Go through the records and extract every line with the word "видов".

## BEGIN Extracted entries

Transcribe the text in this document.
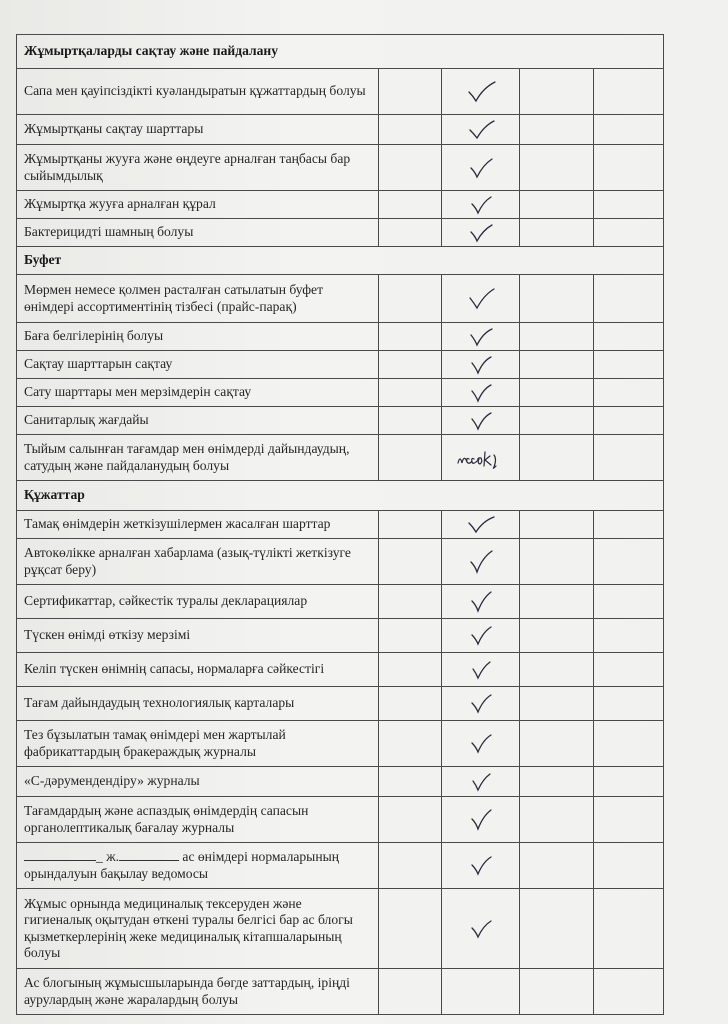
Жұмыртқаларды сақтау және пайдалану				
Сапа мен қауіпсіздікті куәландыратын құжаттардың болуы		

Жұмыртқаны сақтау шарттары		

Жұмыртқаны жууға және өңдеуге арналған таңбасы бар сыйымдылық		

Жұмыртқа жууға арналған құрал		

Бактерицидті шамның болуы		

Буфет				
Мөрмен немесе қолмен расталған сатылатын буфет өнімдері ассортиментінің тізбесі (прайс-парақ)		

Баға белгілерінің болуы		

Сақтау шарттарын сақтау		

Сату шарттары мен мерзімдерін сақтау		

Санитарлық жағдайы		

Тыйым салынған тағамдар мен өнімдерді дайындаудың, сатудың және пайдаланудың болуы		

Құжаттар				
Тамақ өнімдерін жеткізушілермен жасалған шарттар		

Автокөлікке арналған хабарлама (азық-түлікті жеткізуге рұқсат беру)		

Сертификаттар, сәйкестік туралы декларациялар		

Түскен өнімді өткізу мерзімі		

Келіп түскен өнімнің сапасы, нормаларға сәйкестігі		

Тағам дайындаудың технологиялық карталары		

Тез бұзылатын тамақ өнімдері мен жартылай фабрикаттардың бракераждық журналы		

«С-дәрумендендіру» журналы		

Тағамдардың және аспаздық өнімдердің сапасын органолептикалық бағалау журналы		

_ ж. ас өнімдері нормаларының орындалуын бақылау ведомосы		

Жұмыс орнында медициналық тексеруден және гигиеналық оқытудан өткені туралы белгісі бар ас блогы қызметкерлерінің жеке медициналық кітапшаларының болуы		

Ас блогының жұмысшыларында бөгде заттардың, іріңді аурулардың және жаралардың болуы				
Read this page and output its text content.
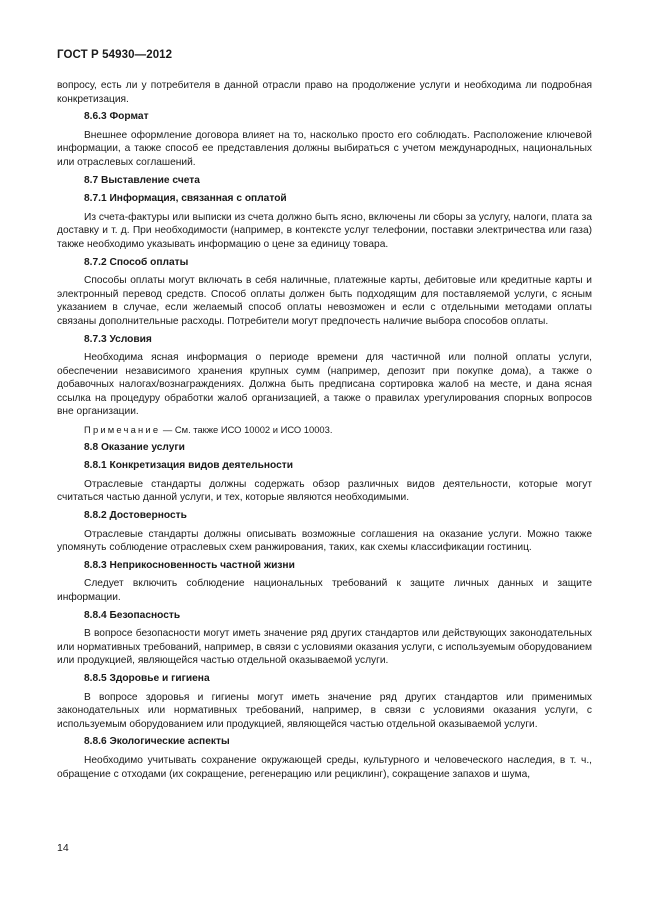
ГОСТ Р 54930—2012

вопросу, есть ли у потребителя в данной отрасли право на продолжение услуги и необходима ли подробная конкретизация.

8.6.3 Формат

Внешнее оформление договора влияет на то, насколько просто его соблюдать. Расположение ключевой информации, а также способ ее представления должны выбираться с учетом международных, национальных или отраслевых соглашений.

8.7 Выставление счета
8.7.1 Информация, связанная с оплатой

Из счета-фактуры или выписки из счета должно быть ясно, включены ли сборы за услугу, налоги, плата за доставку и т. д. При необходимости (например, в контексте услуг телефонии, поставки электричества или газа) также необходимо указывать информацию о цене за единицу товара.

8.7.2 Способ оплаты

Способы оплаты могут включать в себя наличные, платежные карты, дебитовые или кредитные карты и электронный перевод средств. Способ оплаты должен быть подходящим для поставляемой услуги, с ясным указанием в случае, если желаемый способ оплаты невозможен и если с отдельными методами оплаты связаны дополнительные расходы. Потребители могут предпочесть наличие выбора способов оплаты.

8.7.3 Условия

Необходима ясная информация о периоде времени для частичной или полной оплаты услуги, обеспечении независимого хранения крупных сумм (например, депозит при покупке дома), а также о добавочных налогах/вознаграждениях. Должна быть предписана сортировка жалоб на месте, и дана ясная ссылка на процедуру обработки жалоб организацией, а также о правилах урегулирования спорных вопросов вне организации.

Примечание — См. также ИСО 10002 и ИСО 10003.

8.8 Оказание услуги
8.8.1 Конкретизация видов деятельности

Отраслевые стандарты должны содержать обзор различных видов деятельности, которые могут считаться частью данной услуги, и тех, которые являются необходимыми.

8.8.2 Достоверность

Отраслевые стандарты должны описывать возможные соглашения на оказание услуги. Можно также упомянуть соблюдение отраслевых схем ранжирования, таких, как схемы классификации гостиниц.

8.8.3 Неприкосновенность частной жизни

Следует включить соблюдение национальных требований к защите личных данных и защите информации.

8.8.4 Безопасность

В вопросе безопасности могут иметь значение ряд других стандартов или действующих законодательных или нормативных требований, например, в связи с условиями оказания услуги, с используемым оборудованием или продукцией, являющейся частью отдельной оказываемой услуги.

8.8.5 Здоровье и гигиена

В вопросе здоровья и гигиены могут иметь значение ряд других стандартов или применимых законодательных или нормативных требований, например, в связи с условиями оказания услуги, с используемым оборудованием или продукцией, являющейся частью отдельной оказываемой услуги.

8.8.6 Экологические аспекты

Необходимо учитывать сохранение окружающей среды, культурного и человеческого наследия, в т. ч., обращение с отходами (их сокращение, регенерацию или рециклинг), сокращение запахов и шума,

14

## END Extracted entries
## BEGIN Extracted entries

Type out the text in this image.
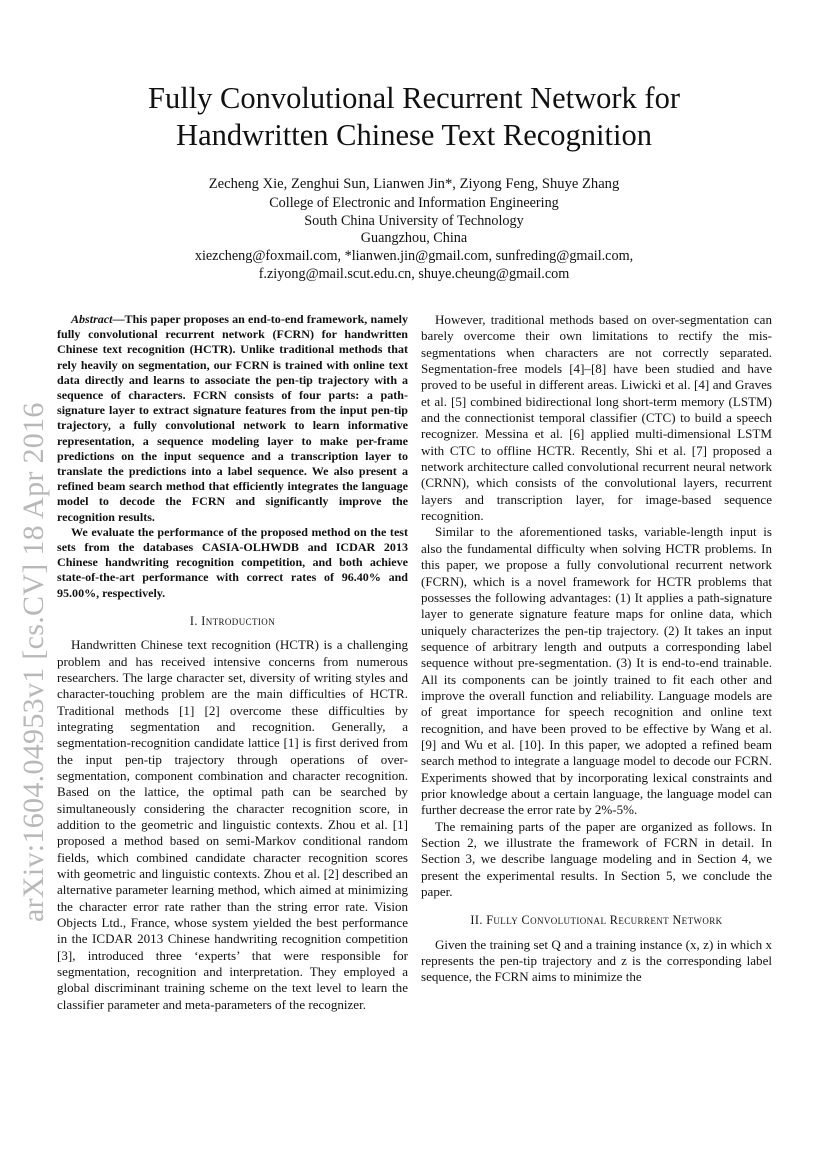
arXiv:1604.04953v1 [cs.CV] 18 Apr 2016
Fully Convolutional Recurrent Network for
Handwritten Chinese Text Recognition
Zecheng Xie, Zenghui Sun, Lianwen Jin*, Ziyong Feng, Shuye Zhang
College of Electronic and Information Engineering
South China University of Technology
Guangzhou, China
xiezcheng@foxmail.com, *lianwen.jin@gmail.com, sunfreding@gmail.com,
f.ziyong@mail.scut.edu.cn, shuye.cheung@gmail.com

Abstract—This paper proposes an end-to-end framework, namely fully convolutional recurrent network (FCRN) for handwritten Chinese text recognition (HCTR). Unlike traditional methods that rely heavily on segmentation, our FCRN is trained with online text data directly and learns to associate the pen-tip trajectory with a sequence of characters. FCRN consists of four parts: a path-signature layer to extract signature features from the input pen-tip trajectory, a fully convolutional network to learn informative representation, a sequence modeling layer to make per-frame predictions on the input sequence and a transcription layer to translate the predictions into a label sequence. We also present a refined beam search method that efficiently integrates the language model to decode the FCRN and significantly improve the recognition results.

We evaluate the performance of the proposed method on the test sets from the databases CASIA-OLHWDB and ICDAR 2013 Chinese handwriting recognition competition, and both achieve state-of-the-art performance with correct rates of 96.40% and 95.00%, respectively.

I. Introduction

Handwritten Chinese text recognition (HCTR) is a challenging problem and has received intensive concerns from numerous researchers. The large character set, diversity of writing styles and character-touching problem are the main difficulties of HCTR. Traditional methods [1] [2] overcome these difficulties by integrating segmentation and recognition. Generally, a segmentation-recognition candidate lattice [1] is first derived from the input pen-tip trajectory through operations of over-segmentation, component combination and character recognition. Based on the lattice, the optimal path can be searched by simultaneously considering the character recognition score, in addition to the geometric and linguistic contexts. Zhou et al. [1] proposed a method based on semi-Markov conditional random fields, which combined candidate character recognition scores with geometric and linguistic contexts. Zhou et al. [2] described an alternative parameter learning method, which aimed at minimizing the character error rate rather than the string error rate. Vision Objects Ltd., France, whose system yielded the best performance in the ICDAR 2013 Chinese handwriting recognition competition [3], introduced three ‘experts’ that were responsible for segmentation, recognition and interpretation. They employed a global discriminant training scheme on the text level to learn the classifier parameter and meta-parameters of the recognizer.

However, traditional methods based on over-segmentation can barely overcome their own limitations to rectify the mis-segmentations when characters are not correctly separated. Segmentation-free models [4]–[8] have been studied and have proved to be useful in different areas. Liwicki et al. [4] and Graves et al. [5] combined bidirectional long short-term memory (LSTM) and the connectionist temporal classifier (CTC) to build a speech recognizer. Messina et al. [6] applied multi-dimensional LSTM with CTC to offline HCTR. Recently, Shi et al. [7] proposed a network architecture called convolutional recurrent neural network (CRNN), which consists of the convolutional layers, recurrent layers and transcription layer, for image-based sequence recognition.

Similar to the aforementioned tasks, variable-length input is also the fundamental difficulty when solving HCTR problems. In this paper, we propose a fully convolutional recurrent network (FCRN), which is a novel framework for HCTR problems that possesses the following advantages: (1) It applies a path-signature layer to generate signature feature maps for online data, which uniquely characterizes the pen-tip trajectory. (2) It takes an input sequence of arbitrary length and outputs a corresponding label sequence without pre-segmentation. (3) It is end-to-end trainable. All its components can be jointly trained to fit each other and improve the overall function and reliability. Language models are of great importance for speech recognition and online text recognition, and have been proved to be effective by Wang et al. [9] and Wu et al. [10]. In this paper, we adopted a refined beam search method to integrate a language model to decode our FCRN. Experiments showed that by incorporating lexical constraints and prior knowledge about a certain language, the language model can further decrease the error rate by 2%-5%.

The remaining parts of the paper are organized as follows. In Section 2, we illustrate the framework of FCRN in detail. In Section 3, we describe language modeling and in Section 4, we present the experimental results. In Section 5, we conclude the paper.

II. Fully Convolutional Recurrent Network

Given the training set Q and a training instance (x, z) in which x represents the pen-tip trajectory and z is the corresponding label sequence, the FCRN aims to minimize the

## END Extracted entries

**Complete response**
8.8.1 Конкретизация видов деятельности
Отраслевые стандарты должны содержать обзор различных видов деятельности, которые могут считаться частью данной услуги, и тех, которые являются необходимыми.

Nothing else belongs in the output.